= Task objective =
Reproduce the passage on the benefits of motion word for word, beginning at "Muscular system: Nerves" and stopping after "upon the muscles.".

= Given text =
..........

Before joining Back To Motion, one should ask what are the benefits of motion? Below is a description of the different anatomical structures that make up the human body and how movement affects each system. 


Nervous system: Movement would not be possible without a nervous system. This system helps coordinate muscle contraction like a beautiful symphony. The nervous system sends a signal through its complex and dense network to help create balance, coordination and agility to the human body. With movement, the nervous system becomes more efficient and can send the signals to the muscles faster and stronger. This is important when catching yourself when you missed the last step on the stairs or accidentally stepping off a curb on the street. 


Muscular system: Nerves send a signal into the muscles to contract in order to move. If this contraction happens for a short period of time such as in exercise, the muscles that are being overworked, will adapt and become stronger and have a greater ability to handle the stress placed upon the muscles.

..........

Document understanding data:
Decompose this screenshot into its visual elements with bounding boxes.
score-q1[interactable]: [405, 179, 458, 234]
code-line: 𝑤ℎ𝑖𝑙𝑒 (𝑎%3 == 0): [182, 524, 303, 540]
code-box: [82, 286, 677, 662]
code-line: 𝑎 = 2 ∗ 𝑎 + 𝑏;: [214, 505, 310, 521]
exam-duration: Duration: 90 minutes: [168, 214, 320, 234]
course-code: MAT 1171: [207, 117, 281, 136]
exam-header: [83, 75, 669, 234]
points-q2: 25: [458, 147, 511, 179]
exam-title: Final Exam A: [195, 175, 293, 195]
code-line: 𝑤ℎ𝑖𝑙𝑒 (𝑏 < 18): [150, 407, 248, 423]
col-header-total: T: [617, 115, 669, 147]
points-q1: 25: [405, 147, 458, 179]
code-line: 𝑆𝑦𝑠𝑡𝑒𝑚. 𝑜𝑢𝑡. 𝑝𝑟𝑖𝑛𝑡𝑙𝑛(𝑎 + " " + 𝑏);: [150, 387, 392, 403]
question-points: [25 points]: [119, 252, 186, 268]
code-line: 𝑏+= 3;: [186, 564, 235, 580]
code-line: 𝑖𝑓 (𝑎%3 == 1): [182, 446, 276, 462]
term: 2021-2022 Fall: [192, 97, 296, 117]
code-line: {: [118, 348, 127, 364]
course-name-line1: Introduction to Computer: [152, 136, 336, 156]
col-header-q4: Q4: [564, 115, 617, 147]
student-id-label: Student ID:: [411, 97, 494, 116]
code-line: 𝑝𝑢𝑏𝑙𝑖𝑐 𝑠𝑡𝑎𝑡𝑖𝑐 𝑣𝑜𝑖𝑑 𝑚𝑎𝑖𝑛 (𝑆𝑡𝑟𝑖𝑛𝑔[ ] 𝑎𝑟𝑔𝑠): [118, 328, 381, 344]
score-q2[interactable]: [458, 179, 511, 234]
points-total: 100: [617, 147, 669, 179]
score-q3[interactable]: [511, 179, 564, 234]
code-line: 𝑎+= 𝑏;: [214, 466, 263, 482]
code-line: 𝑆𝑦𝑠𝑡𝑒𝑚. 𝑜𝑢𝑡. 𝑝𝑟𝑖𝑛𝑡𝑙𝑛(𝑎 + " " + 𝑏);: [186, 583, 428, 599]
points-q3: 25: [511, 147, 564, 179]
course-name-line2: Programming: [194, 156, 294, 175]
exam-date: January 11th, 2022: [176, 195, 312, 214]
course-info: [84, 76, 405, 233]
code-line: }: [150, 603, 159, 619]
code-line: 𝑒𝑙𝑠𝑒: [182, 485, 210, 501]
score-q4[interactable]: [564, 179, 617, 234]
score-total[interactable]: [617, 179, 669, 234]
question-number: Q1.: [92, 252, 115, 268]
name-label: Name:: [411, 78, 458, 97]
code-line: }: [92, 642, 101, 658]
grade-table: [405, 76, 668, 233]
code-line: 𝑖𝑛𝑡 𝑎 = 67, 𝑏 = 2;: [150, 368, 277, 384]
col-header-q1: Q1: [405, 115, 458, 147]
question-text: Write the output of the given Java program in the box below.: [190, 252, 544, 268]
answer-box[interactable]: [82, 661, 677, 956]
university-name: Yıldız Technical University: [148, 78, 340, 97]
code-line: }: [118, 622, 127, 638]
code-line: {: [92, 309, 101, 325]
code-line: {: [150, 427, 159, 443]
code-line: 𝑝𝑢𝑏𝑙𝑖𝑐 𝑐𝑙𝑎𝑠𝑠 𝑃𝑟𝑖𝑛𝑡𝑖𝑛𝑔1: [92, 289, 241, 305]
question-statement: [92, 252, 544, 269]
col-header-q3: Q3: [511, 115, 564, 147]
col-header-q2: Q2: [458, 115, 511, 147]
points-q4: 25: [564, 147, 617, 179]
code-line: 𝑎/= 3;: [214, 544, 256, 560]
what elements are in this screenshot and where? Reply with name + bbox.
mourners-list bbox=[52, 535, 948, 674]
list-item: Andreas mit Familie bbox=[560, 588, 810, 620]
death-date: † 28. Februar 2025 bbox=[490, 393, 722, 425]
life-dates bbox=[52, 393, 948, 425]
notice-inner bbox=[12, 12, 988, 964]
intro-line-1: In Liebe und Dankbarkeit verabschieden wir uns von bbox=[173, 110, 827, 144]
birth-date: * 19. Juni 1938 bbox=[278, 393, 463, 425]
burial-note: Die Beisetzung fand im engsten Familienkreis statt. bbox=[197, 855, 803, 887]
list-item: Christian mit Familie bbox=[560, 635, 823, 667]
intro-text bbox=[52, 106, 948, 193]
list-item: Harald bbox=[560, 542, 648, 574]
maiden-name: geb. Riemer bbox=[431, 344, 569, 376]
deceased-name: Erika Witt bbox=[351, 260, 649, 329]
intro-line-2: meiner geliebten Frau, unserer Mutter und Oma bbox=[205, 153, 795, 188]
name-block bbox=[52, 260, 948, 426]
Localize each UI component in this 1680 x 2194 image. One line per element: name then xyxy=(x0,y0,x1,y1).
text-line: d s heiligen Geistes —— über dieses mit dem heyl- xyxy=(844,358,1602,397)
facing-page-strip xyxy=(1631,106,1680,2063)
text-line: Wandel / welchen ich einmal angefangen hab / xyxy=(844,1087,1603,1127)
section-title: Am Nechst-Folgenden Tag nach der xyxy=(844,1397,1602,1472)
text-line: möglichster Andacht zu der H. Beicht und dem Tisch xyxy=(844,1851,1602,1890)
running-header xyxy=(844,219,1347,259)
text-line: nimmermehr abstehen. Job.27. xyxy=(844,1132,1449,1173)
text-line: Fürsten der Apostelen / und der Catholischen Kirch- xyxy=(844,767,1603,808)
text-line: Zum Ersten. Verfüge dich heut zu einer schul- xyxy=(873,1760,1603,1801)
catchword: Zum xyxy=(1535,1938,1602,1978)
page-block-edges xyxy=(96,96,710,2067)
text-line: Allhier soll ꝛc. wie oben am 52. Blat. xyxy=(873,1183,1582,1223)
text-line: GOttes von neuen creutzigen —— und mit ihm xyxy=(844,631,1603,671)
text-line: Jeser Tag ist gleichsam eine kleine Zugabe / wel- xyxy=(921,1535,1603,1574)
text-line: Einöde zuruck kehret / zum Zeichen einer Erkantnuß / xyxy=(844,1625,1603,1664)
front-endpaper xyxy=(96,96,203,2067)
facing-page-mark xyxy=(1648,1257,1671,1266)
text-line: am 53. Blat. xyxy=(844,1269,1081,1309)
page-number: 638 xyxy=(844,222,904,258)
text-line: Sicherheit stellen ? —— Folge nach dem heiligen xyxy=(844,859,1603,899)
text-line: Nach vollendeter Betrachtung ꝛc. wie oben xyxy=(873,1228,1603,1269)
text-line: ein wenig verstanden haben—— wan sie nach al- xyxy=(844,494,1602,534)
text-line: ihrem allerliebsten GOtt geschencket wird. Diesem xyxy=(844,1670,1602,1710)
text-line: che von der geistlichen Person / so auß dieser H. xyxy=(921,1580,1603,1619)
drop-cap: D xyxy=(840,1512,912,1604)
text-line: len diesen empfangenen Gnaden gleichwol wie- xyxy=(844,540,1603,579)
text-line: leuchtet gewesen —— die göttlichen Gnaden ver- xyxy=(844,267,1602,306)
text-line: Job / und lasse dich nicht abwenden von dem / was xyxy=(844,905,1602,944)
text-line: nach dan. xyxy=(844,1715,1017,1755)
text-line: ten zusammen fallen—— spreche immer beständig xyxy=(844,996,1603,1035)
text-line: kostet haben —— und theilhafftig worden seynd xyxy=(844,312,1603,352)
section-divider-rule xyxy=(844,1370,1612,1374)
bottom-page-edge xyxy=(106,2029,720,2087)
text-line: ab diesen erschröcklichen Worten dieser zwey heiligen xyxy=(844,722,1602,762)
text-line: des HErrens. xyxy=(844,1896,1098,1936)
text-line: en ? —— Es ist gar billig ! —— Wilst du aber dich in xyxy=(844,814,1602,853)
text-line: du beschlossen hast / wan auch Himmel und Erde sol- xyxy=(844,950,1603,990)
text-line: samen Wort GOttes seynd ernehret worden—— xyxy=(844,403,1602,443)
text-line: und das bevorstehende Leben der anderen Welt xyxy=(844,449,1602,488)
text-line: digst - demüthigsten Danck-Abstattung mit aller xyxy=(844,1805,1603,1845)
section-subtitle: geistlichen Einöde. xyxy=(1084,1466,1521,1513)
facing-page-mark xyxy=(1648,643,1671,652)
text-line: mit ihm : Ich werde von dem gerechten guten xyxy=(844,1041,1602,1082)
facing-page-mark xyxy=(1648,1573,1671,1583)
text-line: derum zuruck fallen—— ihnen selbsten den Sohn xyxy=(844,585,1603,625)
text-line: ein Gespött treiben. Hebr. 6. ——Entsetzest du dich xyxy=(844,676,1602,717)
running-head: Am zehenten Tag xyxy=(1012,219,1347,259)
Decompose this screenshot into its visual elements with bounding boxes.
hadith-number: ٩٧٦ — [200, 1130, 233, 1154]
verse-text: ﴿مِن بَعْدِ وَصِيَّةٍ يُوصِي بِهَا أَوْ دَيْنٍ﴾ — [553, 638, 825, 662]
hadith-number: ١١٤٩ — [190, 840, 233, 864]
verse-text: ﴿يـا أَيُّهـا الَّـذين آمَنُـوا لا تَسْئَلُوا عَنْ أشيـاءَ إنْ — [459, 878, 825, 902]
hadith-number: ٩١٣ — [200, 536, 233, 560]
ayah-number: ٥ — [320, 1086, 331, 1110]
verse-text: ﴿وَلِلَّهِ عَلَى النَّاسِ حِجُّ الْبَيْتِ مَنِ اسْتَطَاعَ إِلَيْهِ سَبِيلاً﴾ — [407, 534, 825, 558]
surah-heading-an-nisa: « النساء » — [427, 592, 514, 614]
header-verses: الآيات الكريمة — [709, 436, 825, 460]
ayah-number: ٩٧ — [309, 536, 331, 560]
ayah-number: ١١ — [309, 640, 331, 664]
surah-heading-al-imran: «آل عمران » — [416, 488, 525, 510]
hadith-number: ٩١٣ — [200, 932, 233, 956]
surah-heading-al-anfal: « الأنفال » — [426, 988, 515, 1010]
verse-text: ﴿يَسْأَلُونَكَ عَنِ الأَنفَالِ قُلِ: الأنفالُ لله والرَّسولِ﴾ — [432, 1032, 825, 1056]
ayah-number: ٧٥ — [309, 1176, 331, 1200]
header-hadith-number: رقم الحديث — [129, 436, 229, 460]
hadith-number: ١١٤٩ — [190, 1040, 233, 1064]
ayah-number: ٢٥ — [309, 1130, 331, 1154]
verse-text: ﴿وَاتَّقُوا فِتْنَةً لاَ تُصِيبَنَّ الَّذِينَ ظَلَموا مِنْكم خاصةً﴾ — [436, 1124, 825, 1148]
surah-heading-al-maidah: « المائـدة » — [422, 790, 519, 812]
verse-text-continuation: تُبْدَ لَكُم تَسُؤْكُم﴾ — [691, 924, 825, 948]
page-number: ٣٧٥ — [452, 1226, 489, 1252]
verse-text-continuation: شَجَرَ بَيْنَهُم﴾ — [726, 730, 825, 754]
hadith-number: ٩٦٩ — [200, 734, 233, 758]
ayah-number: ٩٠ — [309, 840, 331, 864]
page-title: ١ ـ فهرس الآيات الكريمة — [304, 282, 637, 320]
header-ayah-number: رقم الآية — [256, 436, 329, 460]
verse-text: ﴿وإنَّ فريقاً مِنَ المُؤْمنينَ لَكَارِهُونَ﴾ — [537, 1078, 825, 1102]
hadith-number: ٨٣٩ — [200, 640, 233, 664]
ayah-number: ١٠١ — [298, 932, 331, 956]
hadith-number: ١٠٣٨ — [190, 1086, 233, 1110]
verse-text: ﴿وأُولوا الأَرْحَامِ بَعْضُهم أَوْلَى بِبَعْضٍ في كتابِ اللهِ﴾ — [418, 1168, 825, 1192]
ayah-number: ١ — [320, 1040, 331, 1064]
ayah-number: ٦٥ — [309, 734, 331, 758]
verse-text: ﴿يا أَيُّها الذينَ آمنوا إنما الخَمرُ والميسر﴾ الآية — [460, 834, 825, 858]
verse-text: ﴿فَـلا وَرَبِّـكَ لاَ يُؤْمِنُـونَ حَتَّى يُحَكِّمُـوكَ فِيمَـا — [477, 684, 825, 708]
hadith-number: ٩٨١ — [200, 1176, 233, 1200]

..........

= Answer to the exercise =
Muscular system: Nerves send a signal into the muscles to contract in order to move. If this contraction happens for a short period of time such as in exercise, the muscles that are being overworked, will adapt and become stronger and have a greater ability to handle the stress placed upon the muscles.